begin

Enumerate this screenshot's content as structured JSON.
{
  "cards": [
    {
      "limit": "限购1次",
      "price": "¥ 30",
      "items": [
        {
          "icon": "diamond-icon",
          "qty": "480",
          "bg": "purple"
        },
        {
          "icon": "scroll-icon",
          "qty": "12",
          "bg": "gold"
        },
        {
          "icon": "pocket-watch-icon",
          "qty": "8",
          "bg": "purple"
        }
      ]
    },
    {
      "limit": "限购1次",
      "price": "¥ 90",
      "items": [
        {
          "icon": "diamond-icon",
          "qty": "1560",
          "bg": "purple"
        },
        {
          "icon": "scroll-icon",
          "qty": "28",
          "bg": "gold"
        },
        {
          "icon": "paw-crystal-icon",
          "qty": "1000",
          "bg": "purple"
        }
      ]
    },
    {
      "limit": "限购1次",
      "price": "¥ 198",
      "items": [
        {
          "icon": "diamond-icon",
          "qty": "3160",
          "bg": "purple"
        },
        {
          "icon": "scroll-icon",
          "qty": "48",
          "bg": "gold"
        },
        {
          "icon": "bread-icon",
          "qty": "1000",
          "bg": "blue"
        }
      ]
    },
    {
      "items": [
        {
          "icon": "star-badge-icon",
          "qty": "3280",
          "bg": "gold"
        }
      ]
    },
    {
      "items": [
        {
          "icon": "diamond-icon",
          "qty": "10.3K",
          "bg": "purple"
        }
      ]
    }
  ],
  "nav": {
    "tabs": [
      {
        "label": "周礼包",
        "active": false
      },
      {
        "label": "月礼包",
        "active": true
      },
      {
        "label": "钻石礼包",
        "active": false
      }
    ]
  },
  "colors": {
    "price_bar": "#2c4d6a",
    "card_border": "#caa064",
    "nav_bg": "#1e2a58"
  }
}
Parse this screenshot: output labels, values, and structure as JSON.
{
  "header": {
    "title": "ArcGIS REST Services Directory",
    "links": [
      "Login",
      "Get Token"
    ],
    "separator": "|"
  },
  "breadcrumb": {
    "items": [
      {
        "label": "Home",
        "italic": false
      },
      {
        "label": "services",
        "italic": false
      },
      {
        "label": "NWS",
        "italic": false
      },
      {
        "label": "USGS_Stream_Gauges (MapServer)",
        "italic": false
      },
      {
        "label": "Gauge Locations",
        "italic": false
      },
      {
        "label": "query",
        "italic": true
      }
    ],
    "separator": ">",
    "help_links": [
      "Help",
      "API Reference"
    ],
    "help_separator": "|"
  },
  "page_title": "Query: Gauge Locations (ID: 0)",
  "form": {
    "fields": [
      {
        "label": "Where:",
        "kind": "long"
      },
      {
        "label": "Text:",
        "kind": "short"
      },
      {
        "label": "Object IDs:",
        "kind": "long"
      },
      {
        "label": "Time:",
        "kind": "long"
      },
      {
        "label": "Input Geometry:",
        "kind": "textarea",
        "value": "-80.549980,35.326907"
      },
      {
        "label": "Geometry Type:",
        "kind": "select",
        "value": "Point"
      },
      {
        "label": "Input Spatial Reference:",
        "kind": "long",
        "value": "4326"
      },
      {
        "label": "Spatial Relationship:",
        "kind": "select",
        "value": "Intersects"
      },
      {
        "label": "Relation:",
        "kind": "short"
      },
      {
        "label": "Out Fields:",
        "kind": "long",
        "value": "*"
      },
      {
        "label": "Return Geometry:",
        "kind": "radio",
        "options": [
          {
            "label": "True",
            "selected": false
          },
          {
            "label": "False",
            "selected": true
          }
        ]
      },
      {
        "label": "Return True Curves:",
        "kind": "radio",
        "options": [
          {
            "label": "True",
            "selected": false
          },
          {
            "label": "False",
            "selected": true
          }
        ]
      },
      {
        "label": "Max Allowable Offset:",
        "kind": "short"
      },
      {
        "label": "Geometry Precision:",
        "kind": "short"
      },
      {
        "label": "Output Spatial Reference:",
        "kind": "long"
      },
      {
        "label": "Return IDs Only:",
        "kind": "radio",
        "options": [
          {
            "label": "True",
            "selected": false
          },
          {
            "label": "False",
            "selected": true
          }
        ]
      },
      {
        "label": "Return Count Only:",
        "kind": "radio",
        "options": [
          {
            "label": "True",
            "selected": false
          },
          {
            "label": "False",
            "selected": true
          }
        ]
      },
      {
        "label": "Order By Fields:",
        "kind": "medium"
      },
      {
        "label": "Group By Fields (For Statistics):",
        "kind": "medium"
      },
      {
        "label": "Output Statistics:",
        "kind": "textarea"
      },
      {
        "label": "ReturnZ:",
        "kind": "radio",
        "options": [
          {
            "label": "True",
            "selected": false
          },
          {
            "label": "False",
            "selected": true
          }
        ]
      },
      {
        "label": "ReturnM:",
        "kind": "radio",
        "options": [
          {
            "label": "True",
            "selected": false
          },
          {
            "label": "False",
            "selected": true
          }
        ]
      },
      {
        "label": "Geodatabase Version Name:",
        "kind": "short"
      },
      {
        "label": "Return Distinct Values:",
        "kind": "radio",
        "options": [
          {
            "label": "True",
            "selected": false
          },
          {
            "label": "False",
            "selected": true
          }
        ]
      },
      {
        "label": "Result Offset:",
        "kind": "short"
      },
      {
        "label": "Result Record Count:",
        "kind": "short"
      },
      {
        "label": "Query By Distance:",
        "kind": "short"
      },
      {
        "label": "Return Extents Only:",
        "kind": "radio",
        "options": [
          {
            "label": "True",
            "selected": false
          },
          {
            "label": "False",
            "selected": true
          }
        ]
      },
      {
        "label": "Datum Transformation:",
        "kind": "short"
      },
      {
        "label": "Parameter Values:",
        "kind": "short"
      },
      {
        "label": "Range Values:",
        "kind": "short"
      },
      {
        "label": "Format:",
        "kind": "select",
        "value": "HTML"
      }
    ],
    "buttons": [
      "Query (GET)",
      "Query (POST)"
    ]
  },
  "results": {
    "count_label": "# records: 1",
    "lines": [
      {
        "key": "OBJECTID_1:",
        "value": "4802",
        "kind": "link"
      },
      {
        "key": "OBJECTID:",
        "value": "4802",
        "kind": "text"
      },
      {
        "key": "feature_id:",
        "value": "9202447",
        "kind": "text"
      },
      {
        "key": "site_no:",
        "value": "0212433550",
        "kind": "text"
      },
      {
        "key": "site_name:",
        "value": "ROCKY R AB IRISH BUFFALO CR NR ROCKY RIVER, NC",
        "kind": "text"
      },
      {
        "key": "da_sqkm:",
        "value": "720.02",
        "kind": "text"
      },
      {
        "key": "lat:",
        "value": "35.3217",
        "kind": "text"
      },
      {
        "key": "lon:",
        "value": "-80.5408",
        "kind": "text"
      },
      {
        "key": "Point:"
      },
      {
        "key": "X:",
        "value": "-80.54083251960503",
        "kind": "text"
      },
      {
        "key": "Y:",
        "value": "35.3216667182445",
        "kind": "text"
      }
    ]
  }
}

end

WHAT THE TASK ASKS. Nothing should be changed: write out all of the data as is.

ANSWER FOR THIS EXERCISE.
Enumerate this screenshot's content as structured JSON.
{
  "cards": [
    {
      "limit": "限购1次",
      "price": "¥ 30",
      "items": [
        {
          "icon": "diamond-icon",
          "qty": "480",
          "bg": "purple"
        },
        {
          "icon": "scroll-icon",
          "qty": "12",
          "bg": "gold"
        },
        {
          "icon": "pocket-watch-icon",
          "qty": "8",
          "bg": "purple"
        }
      ]
    },
    {
      "limit": "限购1次",
      "price": "¥ 90",
      "items": [
        {
          "icon": "diamond-icon",
          "qty": "1560",
          "bg": "purple"
        },
        {
          "icon": "scroll-icon",
          "qty": "28",
          "bg": "gold"
        },
        {
          "icon": "paw-crystal-icon",
          "qty": "1000",
          "bg": "purple"
        }
      ]
    },
    {
      "limit": "限购1次",
      "price": "¥ 198",
      "items": [
        {
          "icon": "diamond-icon",
          "qty": "3160",
          "bg": "purple"
        },
        {
          "icon": "scroll-icon",
          "qty": "48",
          "bg": "gold"
        },
        {
          "icon": "bread-icon",
          "qty": "1000",
          "bg": "blue"
        }
      ]
    },
    {
      "items": [
        {
          "icon": "star-badge-icon",
          "qty": "3280",
          "bg": "gold"
        }
      ]
    },
    {
      "items": [
        {
          "icon": "diamond-icon",
          "qty": "10.3K",
          "bg": "purple"
        }
      ]
    }
  ],
  "nav": {
    "tabs": [
      {
        "label": "周礼包",
        "active": false
      },
      {
        "label": "月礼包",
        "active": true
      },
      {
        "label": "钻石礼包",
        "active": false
      }
    ]
  },
  "colors": {
    "price_bar": "#2c4d6a",
    "card_border": "#caa064",
    "nav_bg": "#1e2a58"
  }
}
Parse this screenshot: output labels, values, and structure as JSON.
{
  "header": {
    "title": "ArcGIS REST Services Directory",
    "links": [
      "Login",
      "Get Token"
    ],
    "separator": "|"
  },
  "breadcrumb": {
    "items": [
      {
        "label": "Home",
        "italic": false
      },
      {
        "label": "services",
        "italic": false
      },
      {
        "label": "NWS",
        "italic": false
      },
      {
        "label": "USGS_Stream_Gauges (MapServer)",
        "italic": false
      },
      {
        "label": "Gauge Locations",
        "italic": false
      },
      {
        "label": "query",
        "italic": true
      }
    ],
    "separator": ">",
    "help_links": [
      "Help",
      "API Reference"
    ],
    "help_separator": "|"
  },
  "page_title": "Query: Gauge Locations (ID: 0)",
  "form": {
    "fields": [
      {
        "label": "Where:",
        "kind": "long"
      },
      {
        "label": "Text:",
        "kind": "short"
      },
      {
        "label": "Object IDs:",
        "kind": "long"
      },
      {
        "label": "Time:",
        "kind": "long"
      },
      {
        "label": "Input Geometry:",
        "kind": "textarea",
        "value": "-80.549980,35.326907"
      },
      {
        "label": "Geometry Type:",
        "kind": "select",
        "value": "Point"
      },
      {
        "label": "Input Spatial Reference:",
        "kind": "long",
        "value": "4326"
      },
      {
        "label": "Spatial Relationship:",
        "kind": "select",
        "value": "Intersects"
      },
      {
        "label": "Relation:",
        "kind": "short"
      },
      {
        "label": "Out Fields:",
        "kind": "long",
        "value": "*"
      },
      {
        "label": "Return Geometry:",
        "kind": "radio",
        "options": [
          {
            "label": "True",
            "selected": false
          },
          {
            "label": "False",
            "selected": true
          }
        ]
      },
      {
        "label": "Return True Curves:",
        "kind": "radio",
        "options": [
          {
            "label": "True",
            "selected": false
          },
          {
            "label": "False",
            "selected": true
          }
        ]
      },
      {
        "label": "Max Allowable Offset:",
        "kind": "short"
      },
      {
        "label": "Geometry Precision:",
        "kind": "short"
      },
      {
        "label": "Output Spatial Reference:",
        "kind": "long"
      },
      {
        "label": "Return IDs Only:",
        "kind": "radio",
        "options": [
          {
            "label": "True",
            "selected": false
          },
          {
            "label": "False",
            "selected": true
          }
        ]
      },
      {
        "label": "Return Count Only:",
        "kind": "radio",
        "options": [
          {
            "label": "True",
            "selected": false
          },
          {
            "label": "False",
            "selected": true
          }
        ]
      },
      {
        "label": "Order By Fields:",
        "kind": "medium"
      },
      {
        "label": "Group By Fields (For Statistics):",
        "kind": "medium"
      },
      {
        "label": "Output Statistics:",
        "kind": "textarea"
      },
      {
        "label": "ReturnZ:",
        "kind": "radio",
        "options": [
          {
            "label": "True",
            "selected": false
          },
          {
            "label": "False",
            "selected": true
          }
        ]
      },
      {
        "label": "ReturnM:",
        "kind": "radio",
        "options": [
          {
            "label": "True",
            "selected": false
          },
          {
            "label": "False",
            "selected": true
          }
        ]
      },
      {
        "label": "Geodatabase Version Name:",
        "kind": "short"
      },
      {
        "label": "Return Distinct Values:",
        "kind": "radio",
        "options": [
          {
            "label": "True",
            "selected": false
          },
          {
            "label": "False",
            "selected": true
          }
        ]
      },
      {
        "label": "Result Offset:",
        "kind": "short"
      },
      {
        "label": "Result Record Count:",
        "kind": "short"
      },
      {
        "label": "Query By Distance:",
        "kind": "short"
      },
      {
        "label": "Return Extents Only:",
        "kind": "radio",
        "options": [
          {
            "label": "True",
            "selected": false
          },
          {
            "label": "False",
            "selected": true
          }
        ]
      },
      {
        "label": "Datum Transformation:",
        "kind": "short"
      },
      {
        "label": "Parameter Values:",
        "kind": "short"
      },
      {
        "label": "Range Values:",
        "kind": "short"
      },
      {
        "label": "Format:",
        "kind": "select",
        "value": "HTML"
      }
    ],
    "buttons": [
      "Query (GET)",
      "Query (POST)"
    ]
  },
  "results": {
    "count_label": "# records: 1",
    "lines": [
      {
        "key": "OBJECTID_1:",
        "value": "4802",
        "kind": "link"
      },
      {
        "key": "OBJECTID:",
        "value": "4802",
        "kind": "text"
      },
      {
        "key": "feature_id:",
        "value": "9202447",
        "kind": "text"
      },
      {
        "key": "site_no:",
        "value": "0212433550",
        "kind": "text"
      },
      {
        "key": "site_name:",
        "value": "ROCKY R AB IRISH BUFFALO CR NR ROCKY RIVER, NC",
        "kind": "text"
      },
      {
        "key": "da_sqkm:",
        "value": "720.02",
        "kind": "text"
      },
      {
        "key": "lat:",
        "value": "35.3217",
        "kind": "text"
      },
      {
        "key": "lon:",
        "value": "-80.5408",
        "kind": "text"
      },
      {
        "key": "Point:"
      },
      {
        "key": "X:",
        "value": "-80.54083251960503",
        "kind": "text"
      },
      {
        "key": "Y:",
        "value": "35.3216667182445",
        "kind": "text"
      }
    ]
  }
}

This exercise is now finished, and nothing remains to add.